What you need to do: Repeat every entry word for word, skipping the pictures.
** Start Data to process **
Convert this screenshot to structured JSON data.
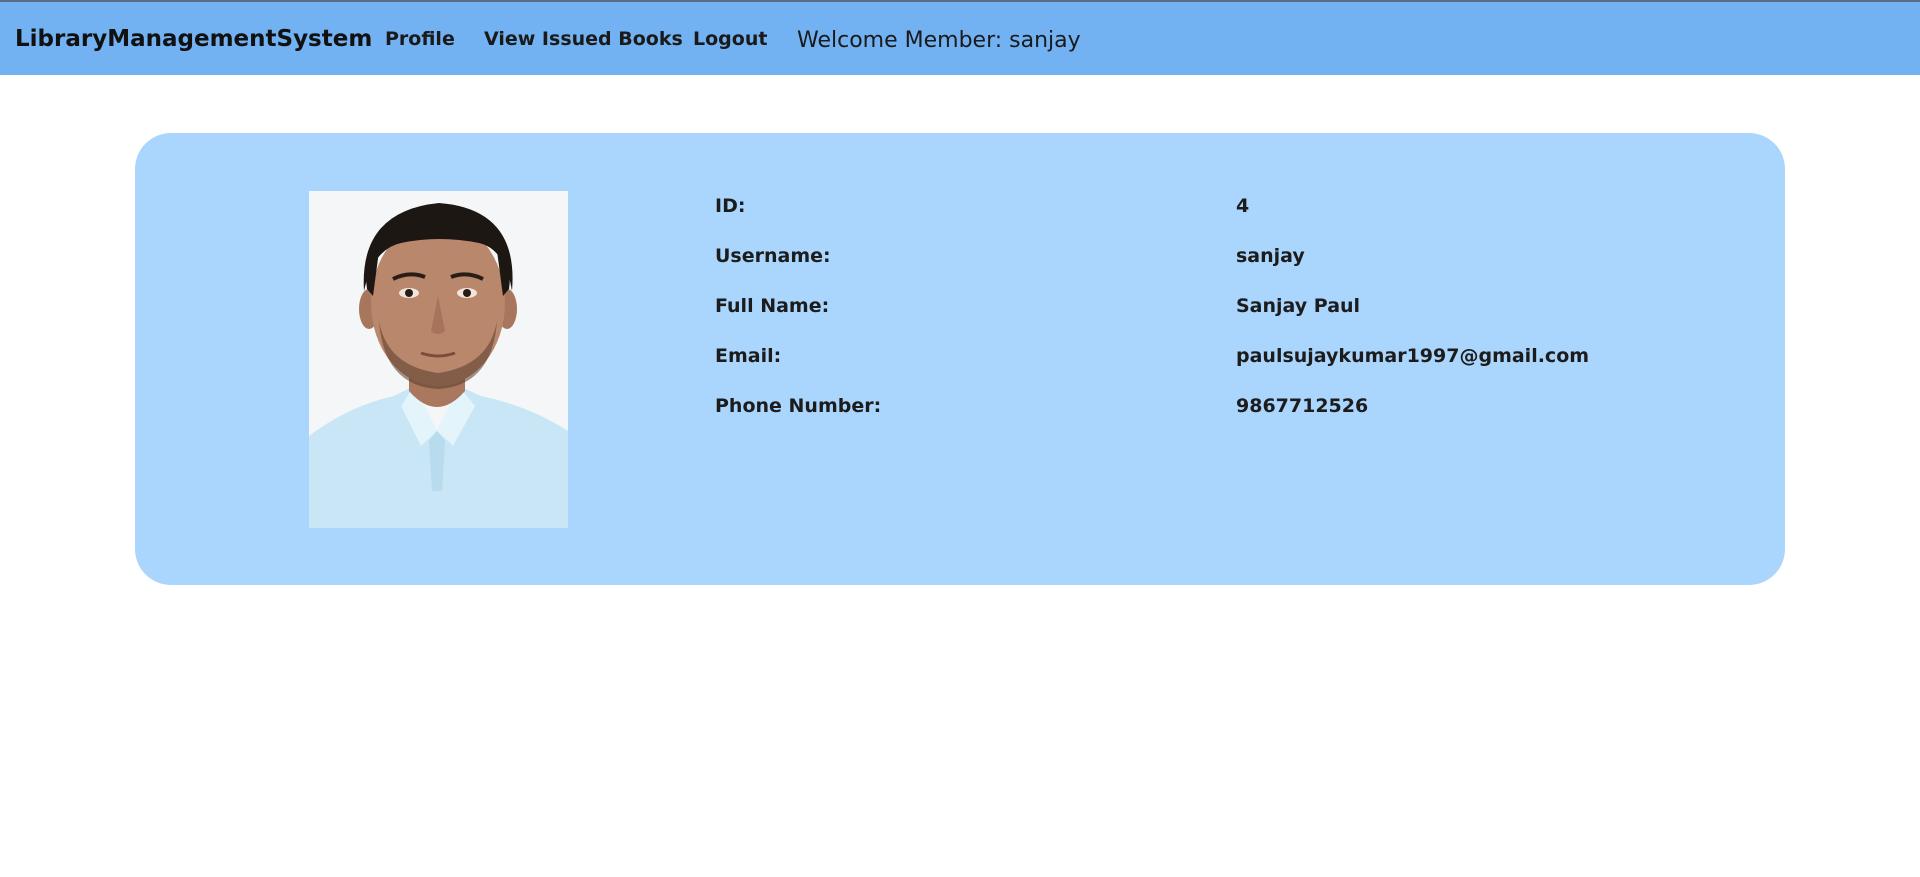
{
  "navbar": {
    "brand": "LibraryManagementSystem",
    "links": [
      "Profile",
      "View Issued Books",
      "Logout"
    ],
    "welcome": "Welcome Member: sanjay",
    "background_color": "#72b1f2"
  },
  "profile": {
    "card_color": "#aad5fd",
    "photo": "member-portrait",
    "details": [
      {
        "label": "ID:",
        "value": "4"
      },
      {
        "label": "Username:",
        "value": "sanjay"
      },
      {
        "label": "Full Name:",
        "value": "Sanjay Paul"
      },
      {
        "label": "Email:",
        "value": "paulsujaykumar1997@gmail.com"
      },
      {
        "label": "Phone Number:",
        "value": "9867712526"
      }
    ]
  }
}
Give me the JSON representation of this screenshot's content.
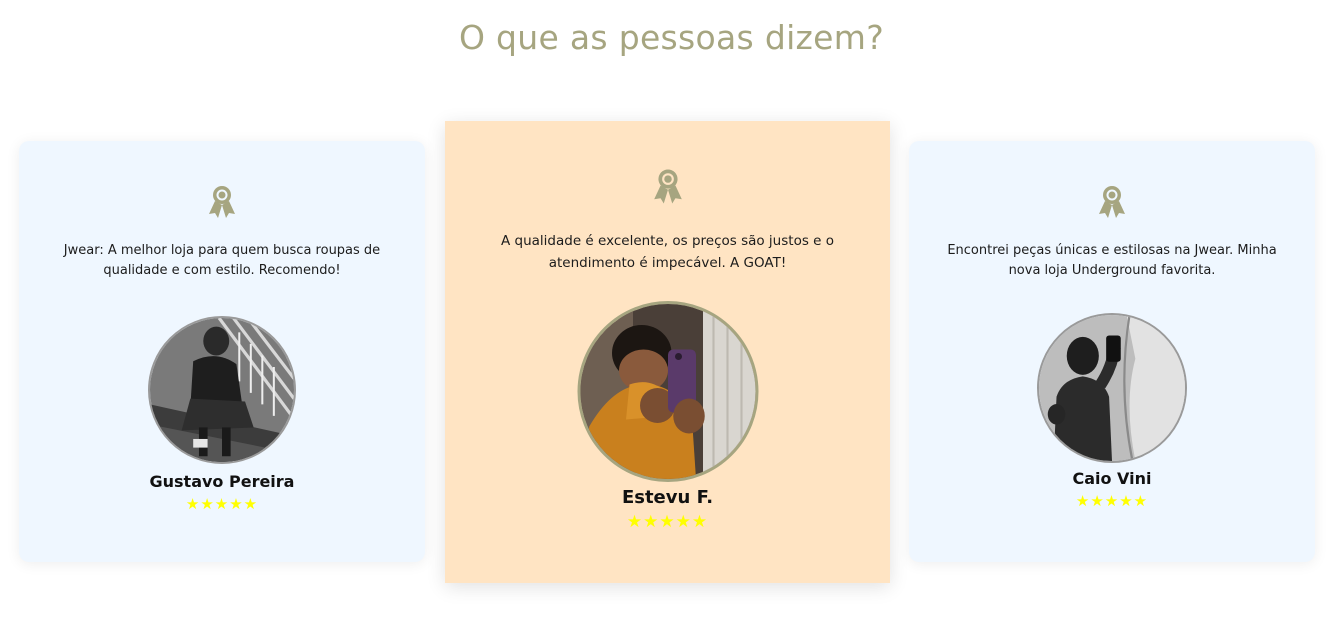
{
  "section": {
    "title": "O que as pessoas dizem?"
  },
  "colors": {
    "title": "#a6a580",
    "side_card_bg": "#eff7ff",
    "featured_card_bg": "#ffe4c3",
    "star": "#ffff00",
    "icon": "#a6a580"
  },
  "testimonials": [
    {
      "icon": "award-ribbon-icon",
      "quote": "Jwear: A melhor loja para quem busca roupas de qualidade e com estilo. Recomendo!",
      "name": "Gustavo Pereira",
      "stars": "★★★★★",
      "rating": 5
    },
    {
      "icon": "award-ribbon-icon",
      "quote": "A qualidade é excelente, os preços são justos e o atendimento é impecável. A GOAT!",
      "name": "Estevu F.",
      "stars": "★★★★★",
      "rating": 5
    },
    {
      "icon": "award-ribbon-icon",
      "quote": "Encontrei peças únicas e estilosas na Jwear. Minha nova loja Underground favorita.",
      "name": "Caio Vini",
      "stars": "★★★★★",
      "rating": 5
    }
  ]
}
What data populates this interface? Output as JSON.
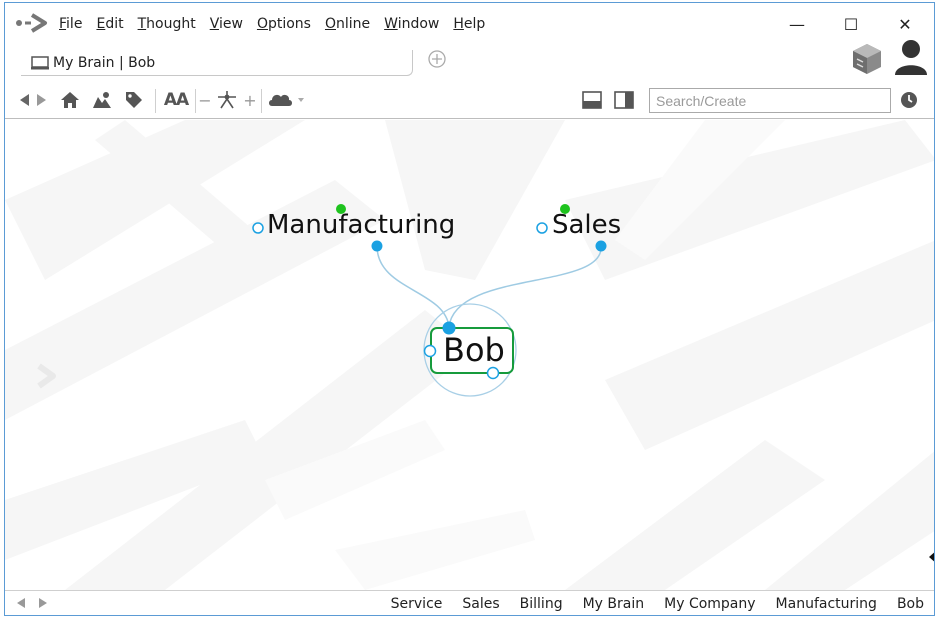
{
  "menu": {
    "items": [
      "File",
      "Edit",
      "Thought",
      "View",
      "Options",
      "Online",
      "Window",
      "Help"
    ]
  },
  "window_controls": {
    "minimize": "—",
    "maximize": "☐",
    "close": "✕"
  },
  "tab": {
    "label": "My Brain | Bob"
  },
  "toolbar": {
    "font_size_label": "AA",
    "zoom_out_label": "−",
    "zoom_in_label": "+",
    "search_placeholder": "Search/Create"
  },
  "plex": {
    "parents": [
      "Manufacturing",
      "Sales"
    ],
    "active_thought": "Bob",
    "accent_color": "#1ba1e2",
    "gate_green": "#1ec31e",
    "link_color": "#9fcbe3"
  },
  "statusbar": {
    "history": [
      "Service",
      "Sales",
      "Billing",
      "My Brain",
      "My Company",
      "Manufacturing",
      "Bob"
    ]
  },
  "icons": {
    "app": "thebrain-logo-icon",
    "tab": "brain-window-icon",
    "new_tab": "add-tab-icon",
    "sync": "cube-icon",
    "account": "user-icon",
    "back": "back-arrow-icon",
    "forward": "forward-arrow-icon",
    "home": "home-icon",
    "pins": "pin-icon",
    "tags": "tag-icon",
    "layout": "layout-icon",
    "cloud": "cloud-icon",
    "notes_bottom": "panel-bottom-icon",
    "notes_right": "panel-right-icon",
    "timeline": "clock-icon"
  }
}
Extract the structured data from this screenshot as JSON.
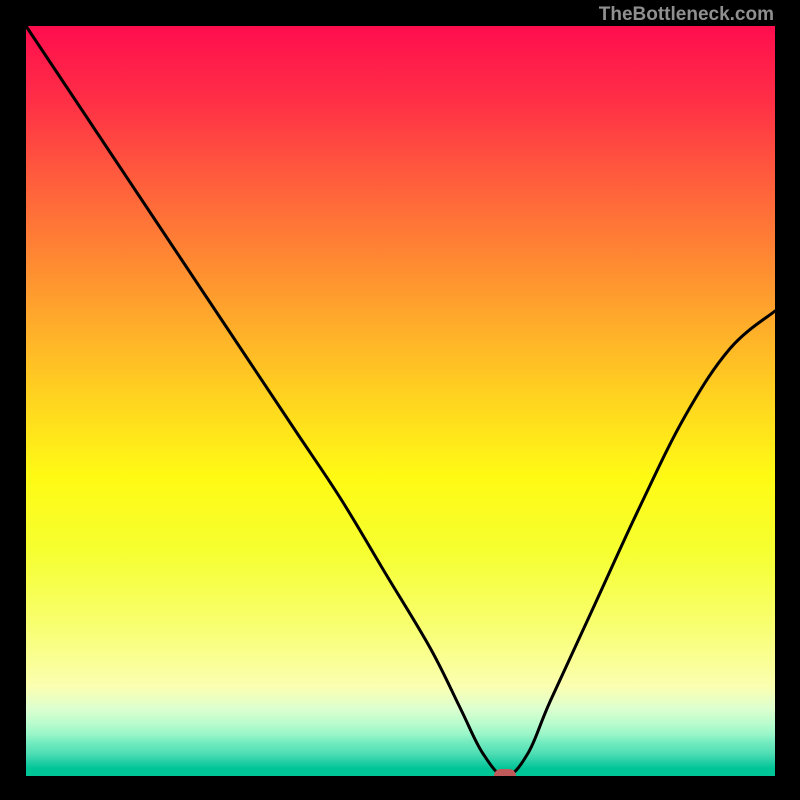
{
  "watermark": "TheBottleneck.com",
  "chart_data": {
    "type": "line",
    "title": "",
    "xlabel": "",
    "ylabel": "",
    "xlim": [
      0,
      100
    ],
    "ylim": [
      0,
      100
    ],
    "grid": false,
    "legend": false,
    "series": [
      {
        "name": "bottleneck-curve",
        "x": [
          0,
          6,
          12,
          18,
          24,
          30,
          36,
          42,
          48,
          54,
          58,
          61,
          64,
          67,
          70,
          76,
          82,
          88,
          94,
          100
        ],
        "values": [
          100,
          91,
          82,
          73,
          64,
          55,
          46,
          37,
          27,
          17,
          9,
          3,
          0,
          3,
          10,
          23,
          36,
          48,
          57,
          62
        ]
      }
    ],
    "marker": {
      "x": 64,
      "y": 0,
      "color": "#c05a5a"
    },
    "background": {
      "type": "vertical-gradient",
      "stops": [
        {
          "pos": 0.0,
          "color": "#ff0d4e"
        },
        {
          "pos": 0.5,
          "color": "#ffd51f"
        },
        {
          "pos": 0.88,
          "color": "#fbffb0"
        },
        {
          "pos": 1.0,
          "color": "#00c596"
        }
      ]
    }
  }
}
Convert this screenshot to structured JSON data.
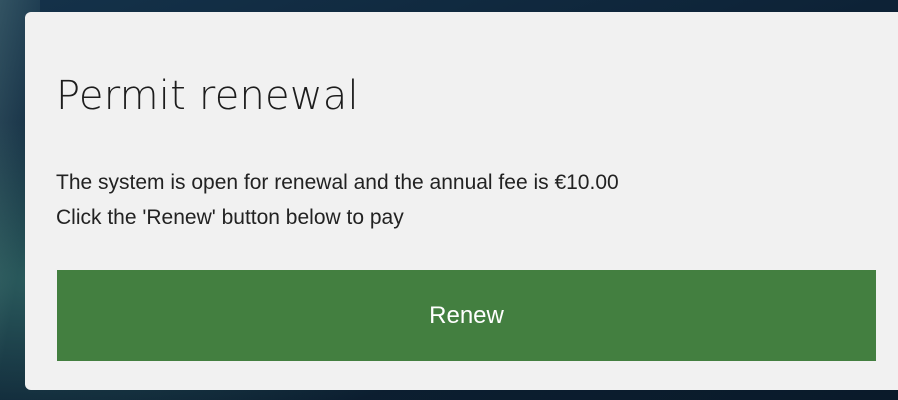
{
  "card": {
    "title": "Permit renewal",
    "message_line1": "The system is open for renewal and the annual fee is €10.00",
    "message_line2": "Click the 'Renew' button below to pay",
    "renew_label": "Renew"
  },
  "colors": {
    "button_bg": "#437f40",
    "card_bg": "#f1f1f1",
    "backdrop": "#0d2236"
  }
}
** End Data to process **
The answer:
Convert this screenshot to structured JSON data.
{
  "navbar": {
    "brand": "LibraryManagementSystem",
    "links": [
      "Profile",
      "View Issued Books",
      "Logout"
    ],
    "welcome": "Welcome Member: sanjay",
    "background_color": "#72b1f2"
  },
  "profile": {
    "card_color": "#aad5fd",
    "photo": "member-portrait",
    "details": [
      {
        "label": "ID:",
        "value": "4"
      },
      {
        "label": "Username:",
        "value": "sanjay"
      },
      {
        "label": "Full Name:",
        "value": "Sanjay Paul"
      },
      {
        "label": "Email:",
        "value": "paulsujaykumar1997@gmail.com"
      },
      {
        "label": "Phone Number:",
        "value": "9867712526"
      }
    ]
  }
}
Give me the JSON representation of this screenshot's content.
{
  "section": {
    "title": "O que as pessoas dizem?"
  },
  "colors": {
    "title": "#a6a580",
    "side_card_bg": "#eff7ff",
    "featured_card_bg": "#ffe4c3",
    "star": "#ffff00",
    "icon": "#a6a580"
  },
  "testimonials": [
    {
      "icon": "award-ribbon-icon",
      "quote": "Jwear: A melhor loja para quem busca roupas de qualidade e com estilo. Recomendo!",
      "name": "Gustavo Pereira",
      "stars": "★★★★★",
      "rating": 5
    },
    {
      "icon": "award-ribbon-icon",
      "quote": "A qualidade é excelente, os preços são justos e o atendimento é impecável. A GOAT!",
      "name": "Estevu F.",
      "stars": "★★★★★",
      "rating": 5
    },
    {
      "icon": "award-ribbon-icon",
      "quote": "Encontrei peças únicas e estilosas na Jwear. Minha nova loja Underground favorita.",
      "name": "Caio Vini",
      "stars": "★★★★★",
      "rating": 5
    }
  ]
}
What data populates this interface? Output as JSON.
{
  "menu": {
    "items": [
      "File",
      "Edit",
      "Thought",
      "View",
      "Options",
      "Online",
      "Window",
      "Help"
    ]
  },
  "window_controls": {
    "minimize": "—",
    "maximize": "☐",
    "close": "✕"
  },
  "tab": {
    "label": "My Brain | Bob"
  },
  "toolbar": {
    "font_size_label": "AA",
    "zoom_out_label": "−",
    "zoom_in_label": "+",
    "search_placeholder": "Search/Create"
  },
  "plex": {
    "parents": [
      "Manufacturing",
      "Sales"
    ],
    "active_thought": "Bob",
    "accent_color": "#1ba1e2",
    "gate_green": "#1ec31e",
    "link_color": "#9fcbe3"
  },
  "statusbar": {
    "history": [
      "Service",
      "Sales",
      "Billing",
      "My Brain",
      "My Company",
      "Manufacturing",
      "Bob"
    ]
  },
  "icons": {
    "app": "thebrain-logo-icon",
    "tab": "brain-window-icon",
    "new_tab": "add-tab-icon",
    "sync": "cube-icon",
    "account": "user-icon",
    "back": "back-arrow-icon",
    "forward": "forward-arrow-icon",
    "home": "home-icon",
    "pins": "pin-icon",
    "tags": "tag-icon",
    "layout": "layout-icon",
    "cloud": "cloud-icon",
    "notes_bottom": "panel-bottom-icon",
    "notes_right": "panel-right-icon",
    "timeline": "clock-icon"
  }
}
Extract the structured data from this screenshot as JSON.
{
  "watermark": "TheBottleneck.com",
  "chart_data": {
    "type": "line",
    "title": "",
    "xlabel": "",
    "ylabel": "",
    "xlim": [
      0,
      100
    ],
    "ylim": [
      0,
      100
    ],
    "grid": false,
    "legend": false,
    "series": [
      {
        "name": "bottleneck-curve",
        "x": [
          0,
          6,
          12,
          18,
          24,
          30,
          36,
          42,
          48,
          54,
          58,
          61,
          64,
          67,
          70,
          76,
          82,
          88,
          94,
          100
        ],
        "values": [
          100,
          91,
          82,
          73,
          64,
          55,
          46,
          37,
          27,
          17,
          9,
          3,
          0,
          3,
          10,
          23,
          36,
          48,
          57,
          62
        ]
      }
    ],
    "marker": {
      "x": 64,
      "y": 0,
      "color": "#c05a5a"
    },
    "background": {
      "type": "vertical-gradient",
      "stops": [
        {
          "pos": 0.0,
          "color": "#ff0d4e"
        },
        {
          "pos": 0.5,
          "color": "#ffd51f"
        },
        {
          "pos": 0.88,
          "color": "#fbffb0"
        },
        {
          "pos": 1.0,
          "color": "#00c596"
        }
      ]
    }
  }
}
Convert this screenshot to structured JSON data.
{
  "card": {
    "title": "Permit renewal",
    "message_line1": "The system is open for renewal and the annual fee is €10.00",
    "message_line2": "Click the 'Renew' button below to pay",
    "renew_label": "Renew"
  },
  "colors": {
    "button_bg": "#437f40",
    "card_bg": "#f1f1f1",
    "backdrop": "#0d2236"
  }
}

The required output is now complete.